- _Excerpt provided_

--- START ---

Rose VandeVegt has blades of glory, proves commitment worth effort


Figure skating is a talent that not many people possess. Even though many young girls dream of becoming an elegant, graceful figure skater, this dream is not reached by many. However, for freshman Rose VandeVegt, this dream has become a reality.

VandeVegt began skating at the age of 4. It all started at a carnival when her mother signed her up for Learn To Skate, which is a skating program made for beginners. Getting on the ice for the first time sparked a passion inside of VandeVegt that would quickly ignite into a love for skating.

VandeVegt has competed in numerous competitions and has been very successful while skating for Figure Skating Club of Omaha. Skills like hers do not come easily, so VandeVegt’s practice schedule is a full-time commitment.

“I practice six days a week. On school days, I wake up at 3:30 a.m., and I’m on the ice by 4:15. I do that Monday through Friday, and Saturday I skate from 7-12. To be the best, you have to be committed 100 percent every day,” she said.

Just like her rigorous practice schedule, VandeVegt’s competitions are not a small undertaking.

“I travel around the United States quite a bit. The beginning of October is when regionals begin, which is when you compete with skaters within your time zone. The results from regionals are directly related to who gets to compete in sectionals. Then, whoever does well at sectionals goes to nationals. I competed at regionals, which was held in October, and I was one spot away from going to sectionals,” VandeVegt said.

--- END ---

- _Records shown_
--- START ---

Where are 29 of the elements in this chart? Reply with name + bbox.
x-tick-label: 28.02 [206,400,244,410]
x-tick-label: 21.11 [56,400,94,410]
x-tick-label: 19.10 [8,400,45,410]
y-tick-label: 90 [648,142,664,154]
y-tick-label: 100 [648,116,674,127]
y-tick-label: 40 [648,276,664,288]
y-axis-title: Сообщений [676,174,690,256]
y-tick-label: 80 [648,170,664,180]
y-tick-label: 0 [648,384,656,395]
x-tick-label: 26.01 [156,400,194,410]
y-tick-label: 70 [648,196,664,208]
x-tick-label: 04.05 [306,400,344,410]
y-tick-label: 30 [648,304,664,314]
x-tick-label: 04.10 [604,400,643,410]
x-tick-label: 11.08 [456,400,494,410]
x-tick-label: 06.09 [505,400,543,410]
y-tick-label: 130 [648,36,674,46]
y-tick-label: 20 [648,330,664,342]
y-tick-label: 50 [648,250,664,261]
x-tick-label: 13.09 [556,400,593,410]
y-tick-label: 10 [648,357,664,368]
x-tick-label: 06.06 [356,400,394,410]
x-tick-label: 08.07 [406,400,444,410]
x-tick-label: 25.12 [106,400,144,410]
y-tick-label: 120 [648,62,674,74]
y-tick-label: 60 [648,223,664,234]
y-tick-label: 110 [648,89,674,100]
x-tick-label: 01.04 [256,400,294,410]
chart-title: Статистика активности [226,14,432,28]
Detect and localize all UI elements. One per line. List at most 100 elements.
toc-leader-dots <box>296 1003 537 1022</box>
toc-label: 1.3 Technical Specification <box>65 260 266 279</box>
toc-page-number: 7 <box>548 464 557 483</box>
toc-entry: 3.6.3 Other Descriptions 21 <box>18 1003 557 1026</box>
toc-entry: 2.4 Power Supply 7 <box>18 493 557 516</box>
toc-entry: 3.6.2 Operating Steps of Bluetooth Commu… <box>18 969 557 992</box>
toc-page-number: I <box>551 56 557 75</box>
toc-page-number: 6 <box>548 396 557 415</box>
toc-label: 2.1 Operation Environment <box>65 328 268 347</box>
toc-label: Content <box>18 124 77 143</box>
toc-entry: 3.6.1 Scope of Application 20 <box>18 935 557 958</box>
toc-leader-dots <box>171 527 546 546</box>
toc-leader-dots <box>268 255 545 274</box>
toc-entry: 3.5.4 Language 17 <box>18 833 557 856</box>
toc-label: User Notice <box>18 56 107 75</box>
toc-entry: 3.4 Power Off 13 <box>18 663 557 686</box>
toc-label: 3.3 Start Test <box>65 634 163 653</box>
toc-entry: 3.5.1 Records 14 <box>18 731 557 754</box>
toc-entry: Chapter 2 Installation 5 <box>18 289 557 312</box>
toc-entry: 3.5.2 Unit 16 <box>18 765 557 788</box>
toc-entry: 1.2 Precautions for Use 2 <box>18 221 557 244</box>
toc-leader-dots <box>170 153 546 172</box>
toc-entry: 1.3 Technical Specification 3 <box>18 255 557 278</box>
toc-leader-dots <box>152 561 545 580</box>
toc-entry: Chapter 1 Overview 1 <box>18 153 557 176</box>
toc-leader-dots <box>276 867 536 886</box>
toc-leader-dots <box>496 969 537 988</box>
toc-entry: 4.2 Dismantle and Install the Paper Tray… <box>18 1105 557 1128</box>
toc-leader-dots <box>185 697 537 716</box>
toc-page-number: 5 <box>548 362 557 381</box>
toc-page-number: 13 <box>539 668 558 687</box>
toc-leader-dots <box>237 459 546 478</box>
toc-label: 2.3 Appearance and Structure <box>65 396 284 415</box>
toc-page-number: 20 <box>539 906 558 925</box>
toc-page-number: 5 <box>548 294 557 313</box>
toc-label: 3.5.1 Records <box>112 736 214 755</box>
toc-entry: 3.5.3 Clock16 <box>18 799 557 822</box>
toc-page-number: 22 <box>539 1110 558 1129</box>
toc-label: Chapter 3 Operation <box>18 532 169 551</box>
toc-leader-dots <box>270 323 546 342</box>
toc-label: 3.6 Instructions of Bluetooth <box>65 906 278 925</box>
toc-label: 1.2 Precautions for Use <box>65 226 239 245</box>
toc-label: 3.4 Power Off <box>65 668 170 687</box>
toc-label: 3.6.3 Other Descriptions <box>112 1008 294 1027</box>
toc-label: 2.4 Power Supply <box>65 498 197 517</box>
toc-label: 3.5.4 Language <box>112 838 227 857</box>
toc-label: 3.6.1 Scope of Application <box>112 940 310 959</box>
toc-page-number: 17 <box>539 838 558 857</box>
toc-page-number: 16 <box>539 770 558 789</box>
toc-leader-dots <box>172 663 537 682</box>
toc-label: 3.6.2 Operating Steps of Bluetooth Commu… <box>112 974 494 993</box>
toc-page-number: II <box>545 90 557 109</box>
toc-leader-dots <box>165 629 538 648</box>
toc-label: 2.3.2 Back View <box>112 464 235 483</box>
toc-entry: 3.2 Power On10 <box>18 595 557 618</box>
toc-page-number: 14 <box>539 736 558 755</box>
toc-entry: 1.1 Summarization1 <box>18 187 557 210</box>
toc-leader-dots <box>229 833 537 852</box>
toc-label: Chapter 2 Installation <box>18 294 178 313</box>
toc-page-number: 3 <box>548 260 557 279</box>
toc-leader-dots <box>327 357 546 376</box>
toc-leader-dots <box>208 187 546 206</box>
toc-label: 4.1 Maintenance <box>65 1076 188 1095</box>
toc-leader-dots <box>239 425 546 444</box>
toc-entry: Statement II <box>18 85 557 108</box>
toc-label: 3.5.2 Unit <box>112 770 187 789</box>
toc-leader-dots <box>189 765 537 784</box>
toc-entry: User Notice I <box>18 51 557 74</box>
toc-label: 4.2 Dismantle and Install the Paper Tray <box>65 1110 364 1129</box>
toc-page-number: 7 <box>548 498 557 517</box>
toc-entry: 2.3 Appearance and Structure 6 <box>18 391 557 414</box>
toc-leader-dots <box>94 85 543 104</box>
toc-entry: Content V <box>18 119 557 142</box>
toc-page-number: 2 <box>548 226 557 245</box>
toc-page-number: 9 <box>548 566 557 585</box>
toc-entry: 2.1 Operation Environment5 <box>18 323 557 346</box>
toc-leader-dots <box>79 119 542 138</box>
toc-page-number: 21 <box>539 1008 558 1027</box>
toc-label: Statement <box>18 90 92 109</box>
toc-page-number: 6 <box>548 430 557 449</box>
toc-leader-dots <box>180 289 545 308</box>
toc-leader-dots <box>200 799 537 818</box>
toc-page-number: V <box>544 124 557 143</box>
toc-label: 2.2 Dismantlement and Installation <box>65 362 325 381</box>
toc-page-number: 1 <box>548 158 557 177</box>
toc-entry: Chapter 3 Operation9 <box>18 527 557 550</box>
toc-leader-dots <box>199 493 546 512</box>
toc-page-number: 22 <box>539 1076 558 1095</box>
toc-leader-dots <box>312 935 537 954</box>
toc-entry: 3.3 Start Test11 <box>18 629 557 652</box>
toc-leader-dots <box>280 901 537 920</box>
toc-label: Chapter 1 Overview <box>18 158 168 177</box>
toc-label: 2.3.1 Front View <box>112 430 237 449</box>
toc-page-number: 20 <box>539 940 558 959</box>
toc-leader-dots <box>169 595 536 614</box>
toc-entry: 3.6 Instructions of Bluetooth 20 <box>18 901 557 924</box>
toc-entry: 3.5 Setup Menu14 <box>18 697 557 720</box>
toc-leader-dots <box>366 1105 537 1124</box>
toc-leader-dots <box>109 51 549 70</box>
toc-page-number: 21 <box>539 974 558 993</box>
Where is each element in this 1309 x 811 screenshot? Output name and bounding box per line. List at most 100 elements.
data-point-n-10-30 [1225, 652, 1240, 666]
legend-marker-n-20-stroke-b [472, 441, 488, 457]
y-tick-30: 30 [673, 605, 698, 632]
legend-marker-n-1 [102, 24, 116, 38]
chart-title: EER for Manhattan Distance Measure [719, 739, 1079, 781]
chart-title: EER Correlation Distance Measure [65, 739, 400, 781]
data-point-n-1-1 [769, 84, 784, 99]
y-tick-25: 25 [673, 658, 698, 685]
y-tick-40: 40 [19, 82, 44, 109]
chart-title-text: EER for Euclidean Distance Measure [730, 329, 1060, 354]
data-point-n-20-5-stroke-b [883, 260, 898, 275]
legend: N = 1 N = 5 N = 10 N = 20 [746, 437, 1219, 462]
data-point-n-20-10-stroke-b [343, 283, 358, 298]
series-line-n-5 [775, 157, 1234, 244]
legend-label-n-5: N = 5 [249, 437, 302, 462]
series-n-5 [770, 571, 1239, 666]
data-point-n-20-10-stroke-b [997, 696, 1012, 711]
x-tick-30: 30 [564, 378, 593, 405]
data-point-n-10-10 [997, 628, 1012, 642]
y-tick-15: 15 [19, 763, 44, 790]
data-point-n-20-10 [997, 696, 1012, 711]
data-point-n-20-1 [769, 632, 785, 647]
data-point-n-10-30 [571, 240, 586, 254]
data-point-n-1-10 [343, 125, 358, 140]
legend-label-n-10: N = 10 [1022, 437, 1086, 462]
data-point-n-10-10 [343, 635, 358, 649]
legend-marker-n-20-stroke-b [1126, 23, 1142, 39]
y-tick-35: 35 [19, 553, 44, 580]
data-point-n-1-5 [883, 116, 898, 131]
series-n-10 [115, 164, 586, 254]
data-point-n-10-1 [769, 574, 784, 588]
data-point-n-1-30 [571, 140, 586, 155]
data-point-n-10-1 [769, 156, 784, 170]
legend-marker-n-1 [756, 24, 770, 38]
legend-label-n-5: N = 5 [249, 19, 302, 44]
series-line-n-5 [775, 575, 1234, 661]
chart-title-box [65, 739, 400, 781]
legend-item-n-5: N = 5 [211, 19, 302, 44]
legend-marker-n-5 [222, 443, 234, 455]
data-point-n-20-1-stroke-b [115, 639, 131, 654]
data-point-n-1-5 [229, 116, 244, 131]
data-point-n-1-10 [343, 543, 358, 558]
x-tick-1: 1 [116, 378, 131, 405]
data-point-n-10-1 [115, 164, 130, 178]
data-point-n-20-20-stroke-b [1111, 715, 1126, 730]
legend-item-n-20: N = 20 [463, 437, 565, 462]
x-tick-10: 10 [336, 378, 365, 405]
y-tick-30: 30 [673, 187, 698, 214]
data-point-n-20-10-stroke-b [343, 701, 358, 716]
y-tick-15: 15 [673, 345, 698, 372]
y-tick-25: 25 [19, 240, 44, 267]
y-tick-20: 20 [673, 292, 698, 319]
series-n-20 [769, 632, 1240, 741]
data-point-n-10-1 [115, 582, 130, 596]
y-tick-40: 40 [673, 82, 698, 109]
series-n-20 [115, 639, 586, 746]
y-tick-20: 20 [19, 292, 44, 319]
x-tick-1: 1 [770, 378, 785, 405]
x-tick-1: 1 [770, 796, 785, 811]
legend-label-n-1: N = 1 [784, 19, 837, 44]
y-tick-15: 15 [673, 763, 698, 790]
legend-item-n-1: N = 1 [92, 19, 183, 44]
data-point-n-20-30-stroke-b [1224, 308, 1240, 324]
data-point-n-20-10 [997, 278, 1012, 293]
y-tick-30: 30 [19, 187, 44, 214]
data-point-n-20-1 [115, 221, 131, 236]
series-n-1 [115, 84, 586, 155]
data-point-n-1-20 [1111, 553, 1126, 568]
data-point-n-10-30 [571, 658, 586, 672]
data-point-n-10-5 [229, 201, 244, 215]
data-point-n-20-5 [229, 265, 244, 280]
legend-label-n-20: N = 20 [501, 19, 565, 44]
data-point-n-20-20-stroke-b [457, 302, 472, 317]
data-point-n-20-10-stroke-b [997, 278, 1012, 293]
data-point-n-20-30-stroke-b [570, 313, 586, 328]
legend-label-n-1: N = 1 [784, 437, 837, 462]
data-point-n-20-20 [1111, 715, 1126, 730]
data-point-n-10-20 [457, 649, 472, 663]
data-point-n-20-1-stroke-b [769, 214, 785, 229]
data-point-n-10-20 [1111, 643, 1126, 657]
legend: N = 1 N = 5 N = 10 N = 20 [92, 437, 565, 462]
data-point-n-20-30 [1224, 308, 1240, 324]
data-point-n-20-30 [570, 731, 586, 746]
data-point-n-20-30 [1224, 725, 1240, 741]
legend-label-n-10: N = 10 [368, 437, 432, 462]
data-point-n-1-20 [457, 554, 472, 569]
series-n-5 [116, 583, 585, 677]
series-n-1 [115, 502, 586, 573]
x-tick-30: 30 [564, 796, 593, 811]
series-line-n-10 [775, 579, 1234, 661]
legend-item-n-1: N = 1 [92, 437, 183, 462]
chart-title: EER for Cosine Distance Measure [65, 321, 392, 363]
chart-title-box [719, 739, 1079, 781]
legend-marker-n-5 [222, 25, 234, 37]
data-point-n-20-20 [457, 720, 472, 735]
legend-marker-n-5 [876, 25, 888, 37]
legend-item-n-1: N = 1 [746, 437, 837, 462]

--- END ---

- _Activity_
Continue the article about figure skater Rose VandeVegt from the point where it stops.

- _Answer box_
Many people have watched Figure Skating on TV and wondered if those athletes were insanely dizzy. VandeVegt said that dizziness is something she learned to become familiar with on a daily basis.

“I get so dizzy when I do a layback spin. My body is completely bent backwards it’s in such an awkward position,” she said.

Not many people get to experience the exhilarating feeling of spinning at rapid speeds on ice. Many skaters claim that it’s a feeling that is irreplaceable.

VandeVegt said, “When I am introduced to something new, it’s really scary. But once my body gets used to it, it’s exciting when I land my jump for the first time. I’m never really sure what happened because everything happens so fast, but I’m like, hey, I didn’t fall!”

Gracing the rink with poise, undeniable talent, and an abundance of sequins, VandeVegt hopes to continue her passion in college.  

“Colorado University in Boulder has a phenomenal skating program, and they even sponsor young, dedicated skaters. I want to skate in college, especially at Boulder, because a bunch of those skaters go off to the Olympics. That is my dream…to be in the Olympics one day,” VandeVegt said.